GOAL
Tally the lines that contain the string "healthcare" and state that total without comment.

▬▬▬

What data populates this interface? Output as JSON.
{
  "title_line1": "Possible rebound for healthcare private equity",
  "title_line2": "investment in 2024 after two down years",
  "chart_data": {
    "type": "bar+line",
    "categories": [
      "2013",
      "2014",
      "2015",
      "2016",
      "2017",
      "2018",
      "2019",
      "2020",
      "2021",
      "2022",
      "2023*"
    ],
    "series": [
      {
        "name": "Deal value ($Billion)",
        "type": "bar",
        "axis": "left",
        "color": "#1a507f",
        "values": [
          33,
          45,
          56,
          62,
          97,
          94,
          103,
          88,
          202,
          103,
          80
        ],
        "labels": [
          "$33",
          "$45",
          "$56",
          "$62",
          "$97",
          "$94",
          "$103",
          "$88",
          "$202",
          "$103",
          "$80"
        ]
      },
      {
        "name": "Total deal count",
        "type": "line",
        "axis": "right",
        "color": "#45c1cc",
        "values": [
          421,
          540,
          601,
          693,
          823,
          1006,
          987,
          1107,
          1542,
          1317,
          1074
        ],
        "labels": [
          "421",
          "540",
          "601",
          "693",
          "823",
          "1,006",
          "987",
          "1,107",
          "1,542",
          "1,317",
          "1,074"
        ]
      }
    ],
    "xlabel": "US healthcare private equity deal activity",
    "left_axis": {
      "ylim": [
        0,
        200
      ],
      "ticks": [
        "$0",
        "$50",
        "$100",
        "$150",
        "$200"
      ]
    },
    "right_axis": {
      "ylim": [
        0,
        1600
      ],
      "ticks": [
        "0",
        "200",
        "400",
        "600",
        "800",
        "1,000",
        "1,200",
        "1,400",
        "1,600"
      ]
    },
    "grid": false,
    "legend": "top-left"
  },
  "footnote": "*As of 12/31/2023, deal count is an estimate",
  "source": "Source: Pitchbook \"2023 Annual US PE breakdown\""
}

▬▬▬

FINAL RESULT
2